Problem to solve = Every record must appear in your copy exactly as written, with no pictures.

Task data =
—————

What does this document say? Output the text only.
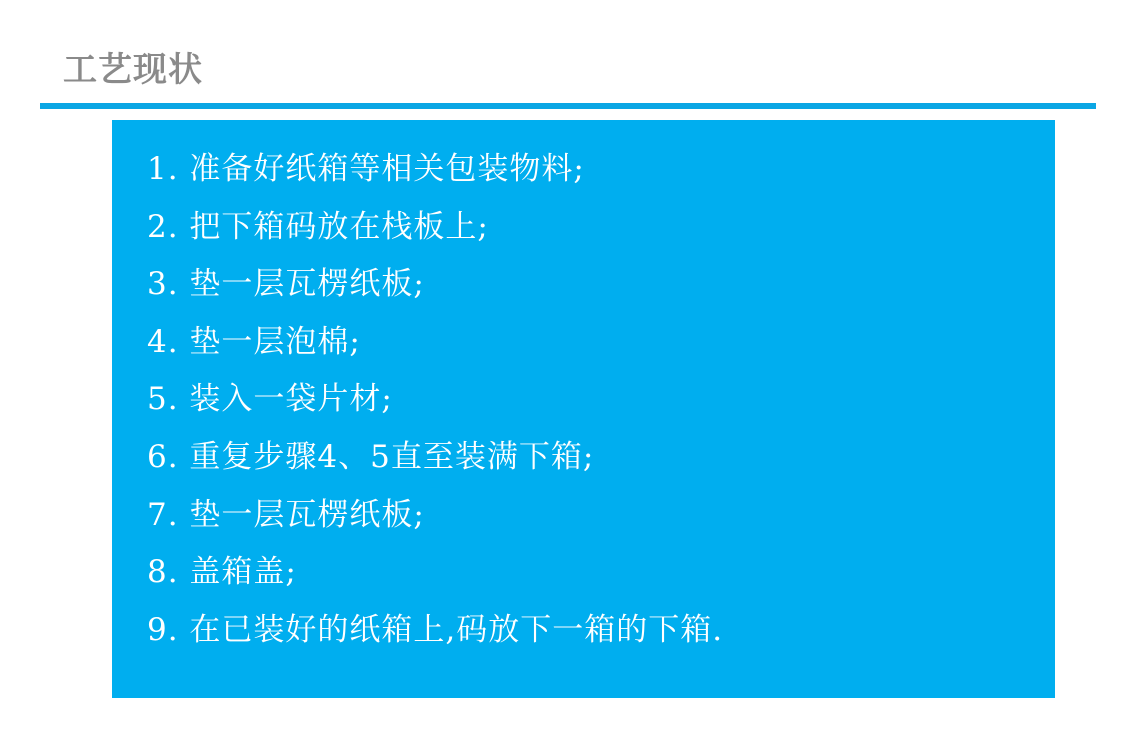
工艺现状
1. 准备好纸箱等相关包装物料;
2. 把下箱码放在栈板上;
3. 垫一层瓦楞纸板;
4. 垫一层泡棉;
5. 装入一袋片材;
6. 重复步骤4、5直至装满下箱;
7. 垫一层瓦楞纸板;
8. 盖箱盖;
9. 在已装好的纸箱上,码放下一箱的下箱.
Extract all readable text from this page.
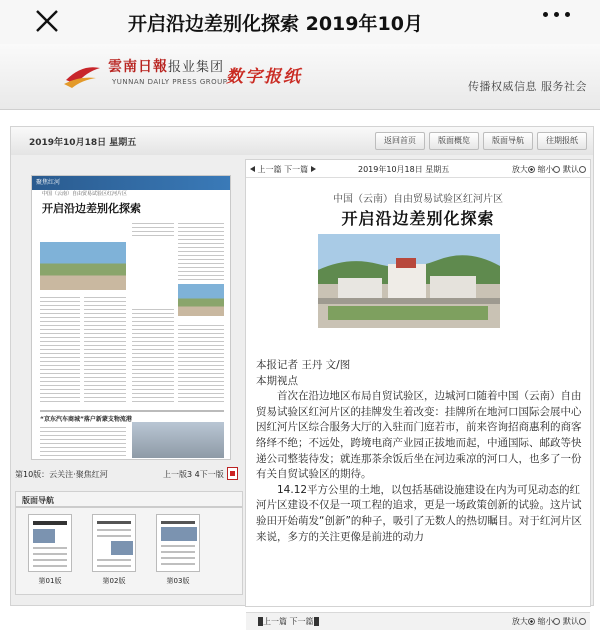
开启沿边差别化探索 2019年10月
雲南日報报业集团
YUNNAN DAILY PRESS GROUP
数字报纸	传播权威信息 服务社会
2019年10月18日 星期五	返回首页	版面概览	版面导航	往期报纸
聚焦红河
中国（云南）自由贸易试验区红河片区
开启沿边差别化探索
“京东汽车商城”落户新蒙支物流港
第10版：云关注·聚焦红河	上一版3 4下一版
版面导航
第01版	第02版	第03版
上一篇 下一篇	2019年10月18日 星期五	放大 缩小 默认
中国（云南）自由贸易试验区红河片区
开启沿边差别化探索

本报记者 王丹 文/图

本期视点

首次在沿边地区布局自贸试验区，边城河口随着中国（云南）自由贸易试验区红河片区的挂牌发生着改变：挂牌所在地河口国际会展中心因红河片区综合服务大厅的入驻而门庭若市，前来咨询招商惠利的商客络绎不绝；不远处，跨境电商产业园正拔地而起，中通国际、邮政等快递公司整装待发；就连那茶余饭后坐在河边乘凉的河口人，也多了一份有关自贸试验区的期待。

14.12平方公里的土地，以包括基础设施建设在内为可见动态的红河片区建设不仅是一项工程的追求，更是一场政策创新的试验。这片试验田开始萌发“创新”的种子，吸引了无数人的热切瞩目。对于红河片区来说，多方的关注更像是前进的动力

上一篇 下一篇	放大 缩小 默认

—————

Result for this exercise =
What does this document say? Output the text only.
工艺现状
1. 准备好纸箱等相关包装物料;
2. 把下箱码放在栈板上;
3. 垫一层瓦楞纸板;
4. 垫一层泡棉;
5. 装入一袋片材;
6. 重复步骤4、5直至装满下箱;
7. 垫一层瓦楞纸板;
8. 盖箱盖;
9. 在已装好的纸箱上,码放下一箱的下箱.
Extract all readable text from this page.
开启沿边差别化探索 2019年10月
雲南日報报业集团
YUNNAN DAILY PRESS GROUP
数字报纸	传播权威信息 服务社会
2019年10月18日 星期五	返回首页	版面概览	版面导航	往期报纸
聚焦红河
中国（云南）自由贸易试验区红河片区
开启沿边差别化探索
“京东汽车商城”落户新蒙支物流港
第10版：云关注·聚焦红河	上一版3 4下一版
版面导航
第01版	第02版	第03版
上一篇 下一篇	2019年10月18日 星期五	放大 缩小 默认
中国（云南）自由贸易试验区红河片区
开启沿边差别化探索

本报记者 王丹 文/图

本期视点

首次在沿边地区布局自贸试验区，边城河口随着中国（云南）自由贸易试验区红河片区的挂牌发生着改变：挂牌所在地河口国际会展中心因红河片区综合服务大厅的入驻而门庭若市，前来咨询招商惠利的商客络绎不绝；不远处，跨境电商产业园正拔地而起，中通国际、邮政等快递公司整装待发；就连那茶余饭后坐在河边乘凉的河口人，也多了一份有关自贸试验区的期待。

14.12平方公里的土地，以包括基础设施建设在内为可见动态的红河片区建设不仅是一项工程的追求，更是一场政策创新的试验。这片试验田开始萌发“创新”的种子，吸引了无数人的热切瞩目。对于红河片区来说，多方的关注更像是前进的动力

上一篇 下一篇	放大 缩小 默认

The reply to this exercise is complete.